PROBLEM: Pick out each line in these entries that contains the string "service".

LISTING:
● ● ●

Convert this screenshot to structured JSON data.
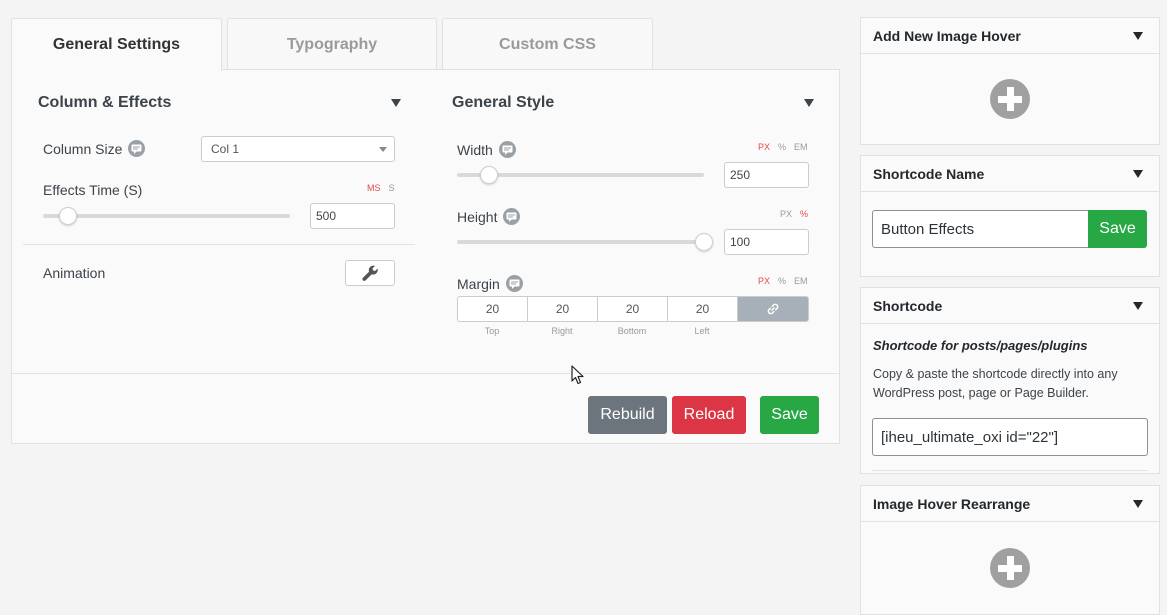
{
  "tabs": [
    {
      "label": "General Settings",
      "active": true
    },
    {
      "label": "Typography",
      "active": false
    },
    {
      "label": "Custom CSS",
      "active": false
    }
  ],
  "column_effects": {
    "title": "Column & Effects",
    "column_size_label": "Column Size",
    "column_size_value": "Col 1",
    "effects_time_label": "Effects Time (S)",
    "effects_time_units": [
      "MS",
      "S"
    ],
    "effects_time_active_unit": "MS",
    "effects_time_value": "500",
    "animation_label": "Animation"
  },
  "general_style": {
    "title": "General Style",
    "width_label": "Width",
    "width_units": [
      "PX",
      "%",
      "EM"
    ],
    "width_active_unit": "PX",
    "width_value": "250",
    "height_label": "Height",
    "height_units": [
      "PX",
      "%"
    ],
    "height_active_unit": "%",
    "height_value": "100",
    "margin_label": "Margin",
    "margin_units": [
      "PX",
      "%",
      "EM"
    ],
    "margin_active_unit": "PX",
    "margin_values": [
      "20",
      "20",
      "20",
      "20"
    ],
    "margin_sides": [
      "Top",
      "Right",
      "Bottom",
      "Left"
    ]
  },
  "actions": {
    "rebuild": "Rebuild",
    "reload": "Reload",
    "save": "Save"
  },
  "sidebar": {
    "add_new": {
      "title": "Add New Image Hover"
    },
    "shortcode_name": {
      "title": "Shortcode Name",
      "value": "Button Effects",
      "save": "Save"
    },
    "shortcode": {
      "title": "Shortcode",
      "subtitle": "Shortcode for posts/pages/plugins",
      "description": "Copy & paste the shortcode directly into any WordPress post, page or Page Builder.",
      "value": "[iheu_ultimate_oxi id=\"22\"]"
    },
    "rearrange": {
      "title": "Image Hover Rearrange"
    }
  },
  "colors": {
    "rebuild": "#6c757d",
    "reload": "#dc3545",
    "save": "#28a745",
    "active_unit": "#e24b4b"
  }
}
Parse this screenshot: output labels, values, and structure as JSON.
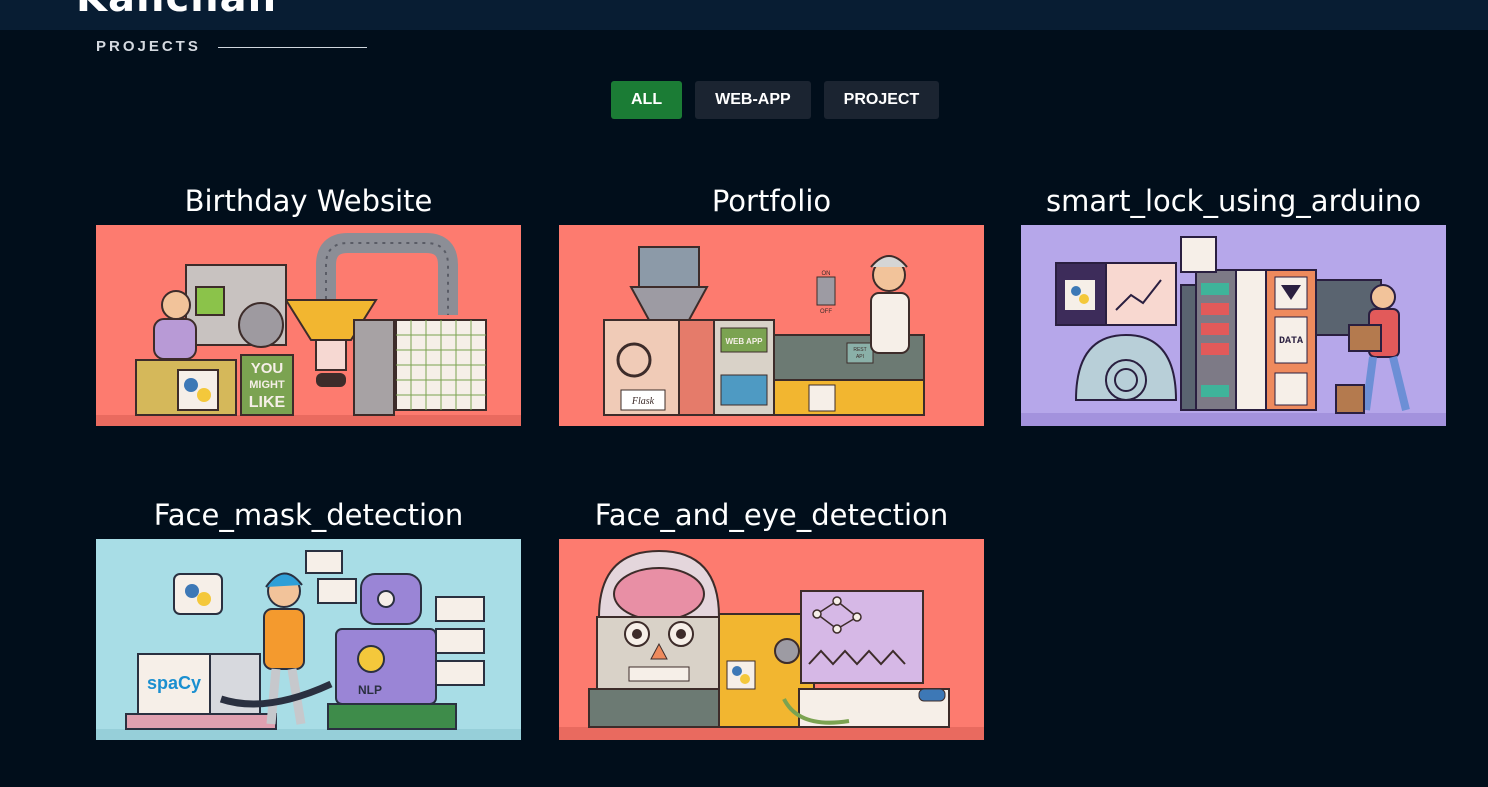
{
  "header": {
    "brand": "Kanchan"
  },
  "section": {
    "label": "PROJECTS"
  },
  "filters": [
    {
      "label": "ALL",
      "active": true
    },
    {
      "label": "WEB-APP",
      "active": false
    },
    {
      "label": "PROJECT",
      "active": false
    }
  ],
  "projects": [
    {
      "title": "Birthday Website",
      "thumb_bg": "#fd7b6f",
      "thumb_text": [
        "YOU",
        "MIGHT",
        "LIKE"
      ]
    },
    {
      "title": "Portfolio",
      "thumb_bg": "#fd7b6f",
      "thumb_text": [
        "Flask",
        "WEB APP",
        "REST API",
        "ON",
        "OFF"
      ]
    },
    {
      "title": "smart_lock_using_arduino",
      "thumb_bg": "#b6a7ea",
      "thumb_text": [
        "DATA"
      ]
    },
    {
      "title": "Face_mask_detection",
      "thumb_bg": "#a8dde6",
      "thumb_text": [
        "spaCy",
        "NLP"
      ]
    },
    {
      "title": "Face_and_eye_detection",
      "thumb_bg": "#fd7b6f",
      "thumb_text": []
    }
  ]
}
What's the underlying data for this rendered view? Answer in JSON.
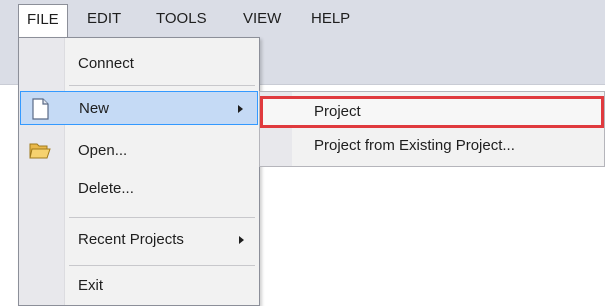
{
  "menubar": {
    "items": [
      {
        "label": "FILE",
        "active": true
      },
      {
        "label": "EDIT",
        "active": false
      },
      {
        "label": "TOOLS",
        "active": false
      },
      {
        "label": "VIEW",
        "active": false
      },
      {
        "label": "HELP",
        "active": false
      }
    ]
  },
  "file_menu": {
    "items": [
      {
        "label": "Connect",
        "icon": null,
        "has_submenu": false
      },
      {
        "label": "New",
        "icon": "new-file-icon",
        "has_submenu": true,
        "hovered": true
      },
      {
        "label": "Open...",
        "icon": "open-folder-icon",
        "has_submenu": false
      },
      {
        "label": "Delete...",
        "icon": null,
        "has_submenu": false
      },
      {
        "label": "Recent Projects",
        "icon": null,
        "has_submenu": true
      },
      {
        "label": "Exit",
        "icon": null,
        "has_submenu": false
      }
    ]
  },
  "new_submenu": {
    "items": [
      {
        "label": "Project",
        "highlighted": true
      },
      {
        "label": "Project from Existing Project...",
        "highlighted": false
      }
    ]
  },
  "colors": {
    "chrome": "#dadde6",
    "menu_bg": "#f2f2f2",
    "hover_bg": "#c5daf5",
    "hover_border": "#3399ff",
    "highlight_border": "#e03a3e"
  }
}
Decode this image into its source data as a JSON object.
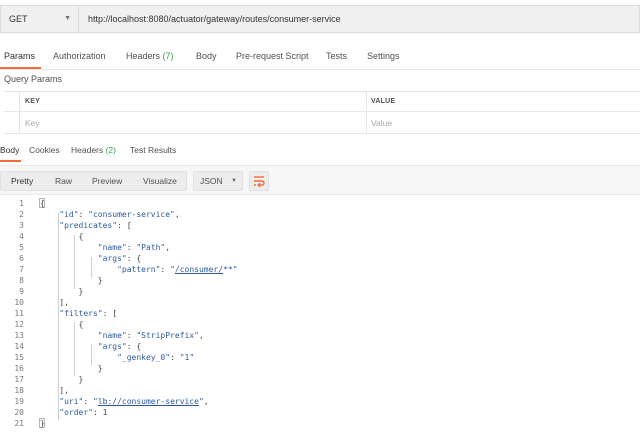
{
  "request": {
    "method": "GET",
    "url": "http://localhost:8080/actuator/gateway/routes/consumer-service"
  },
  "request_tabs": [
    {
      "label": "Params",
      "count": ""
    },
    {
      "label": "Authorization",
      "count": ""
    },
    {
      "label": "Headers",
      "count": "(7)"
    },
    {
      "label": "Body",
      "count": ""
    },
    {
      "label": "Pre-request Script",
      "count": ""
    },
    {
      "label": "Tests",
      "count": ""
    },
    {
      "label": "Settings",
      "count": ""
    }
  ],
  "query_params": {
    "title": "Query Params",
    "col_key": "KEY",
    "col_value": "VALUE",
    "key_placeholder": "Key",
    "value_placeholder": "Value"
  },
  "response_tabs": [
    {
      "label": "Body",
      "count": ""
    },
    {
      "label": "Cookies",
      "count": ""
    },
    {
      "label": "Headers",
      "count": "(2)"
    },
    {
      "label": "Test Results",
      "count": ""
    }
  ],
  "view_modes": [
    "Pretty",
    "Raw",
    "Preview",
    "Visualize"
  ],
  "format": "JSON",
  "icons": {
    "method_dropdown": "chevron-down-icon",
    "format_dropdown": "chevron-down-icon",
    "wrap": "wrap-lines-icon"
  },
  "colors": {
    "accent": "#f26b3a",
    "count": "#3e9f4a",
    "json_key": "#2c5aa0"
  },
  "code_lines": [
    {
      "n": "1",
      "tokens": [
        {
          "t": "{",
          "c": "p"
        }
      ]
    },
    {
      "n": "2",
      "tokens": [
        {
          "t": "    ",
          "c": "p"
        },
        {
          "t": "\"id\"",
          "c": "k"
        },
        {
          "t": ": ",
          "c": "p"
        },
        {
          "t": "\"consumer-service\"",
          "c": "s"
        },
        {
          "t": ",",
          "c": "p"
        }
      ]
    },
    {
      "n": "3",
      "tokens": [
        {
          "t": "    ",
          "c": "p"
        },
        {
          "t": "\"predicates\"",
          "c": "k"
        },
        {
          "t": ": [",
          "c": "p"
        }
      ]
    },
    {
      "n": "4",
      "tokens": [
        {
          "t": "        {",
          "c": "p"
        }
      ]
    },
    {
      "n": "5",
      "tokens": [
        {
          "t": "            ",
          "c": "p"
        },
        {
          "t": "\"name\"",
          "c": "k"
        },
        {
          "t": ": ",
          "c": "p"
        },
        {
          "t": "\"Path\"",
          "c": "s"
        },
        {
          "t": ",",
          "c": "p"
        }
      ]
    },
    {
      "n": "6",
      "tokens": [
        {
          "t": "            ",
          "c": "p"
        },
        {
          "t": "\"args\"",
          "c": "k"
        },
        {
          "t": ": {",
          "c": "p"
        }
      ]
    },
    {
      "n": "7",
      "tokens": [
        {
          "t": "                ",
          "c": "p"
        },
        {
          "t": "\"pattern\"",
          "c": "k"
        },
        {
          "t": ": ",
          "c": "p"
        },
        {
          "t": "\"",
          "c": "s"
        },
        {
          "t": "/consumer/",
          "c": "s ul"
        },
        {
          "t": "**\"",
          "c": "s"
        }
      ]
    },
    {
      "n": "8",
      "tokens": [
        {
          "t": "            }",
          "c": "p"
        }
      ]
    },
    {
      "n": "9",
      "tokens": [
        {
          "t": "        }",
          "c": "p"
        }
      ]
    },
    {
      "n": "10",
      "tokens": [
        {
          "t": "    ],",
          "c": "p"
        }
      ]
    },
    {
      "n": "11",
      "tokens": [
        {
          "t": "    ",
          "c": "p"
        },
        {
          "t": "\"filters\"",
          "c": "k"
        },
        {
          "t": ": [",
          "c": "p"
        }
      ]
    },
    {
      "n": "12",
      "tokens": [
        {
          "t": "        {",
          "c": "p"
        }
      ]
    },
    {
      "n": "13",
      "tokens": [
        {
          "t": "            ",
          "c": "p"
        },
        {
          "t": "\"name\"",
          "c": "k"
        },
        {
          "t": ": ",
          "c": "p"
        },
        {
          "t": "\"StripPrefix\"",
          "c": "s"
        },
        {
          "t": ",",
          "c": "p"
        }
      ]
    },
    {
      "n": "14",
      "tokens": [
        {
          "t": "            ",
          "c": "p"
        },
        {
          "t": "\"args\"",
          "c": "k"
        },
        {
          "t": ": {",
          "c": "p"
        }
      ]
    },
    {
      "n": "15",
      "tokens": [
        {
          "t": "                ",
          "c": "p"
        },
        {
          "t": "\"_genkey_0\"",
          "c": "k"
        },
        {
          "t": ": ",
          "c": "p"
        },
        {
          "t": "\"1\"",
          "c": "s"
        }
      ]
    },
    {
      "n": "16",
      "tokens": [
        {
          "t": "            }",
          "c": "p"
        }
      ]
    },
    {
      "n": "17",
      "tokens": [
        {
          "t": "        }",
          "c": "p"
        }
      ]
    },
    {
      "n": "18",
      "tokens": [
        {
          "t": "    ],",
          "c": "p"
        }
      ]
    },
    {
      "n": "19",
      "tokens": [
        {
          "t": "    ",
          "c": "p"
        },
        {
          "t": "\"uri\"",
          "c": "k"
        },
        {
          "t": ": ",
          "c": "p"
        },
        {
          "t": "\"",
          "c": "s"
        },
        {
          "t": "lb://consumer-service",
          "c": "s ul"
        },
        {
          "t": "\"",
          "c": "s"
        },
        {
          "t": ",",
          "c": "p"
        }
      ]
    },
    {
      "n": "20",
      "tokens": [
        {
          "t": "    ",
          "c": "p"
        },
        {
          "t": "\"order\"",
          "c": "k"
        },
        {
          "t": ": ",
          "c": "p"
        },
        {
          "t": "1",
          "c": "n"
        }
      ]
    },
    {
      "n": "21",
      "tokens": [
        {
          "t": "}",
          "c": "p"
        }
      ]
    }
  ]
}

● ● ●

RESULT OF THE TASK:
    "url": "http://localhost:8080/actuator/gateway/routes/consumer-service"
          "t": "\"consumer-service\"",
          "t": "lb://consumer-service",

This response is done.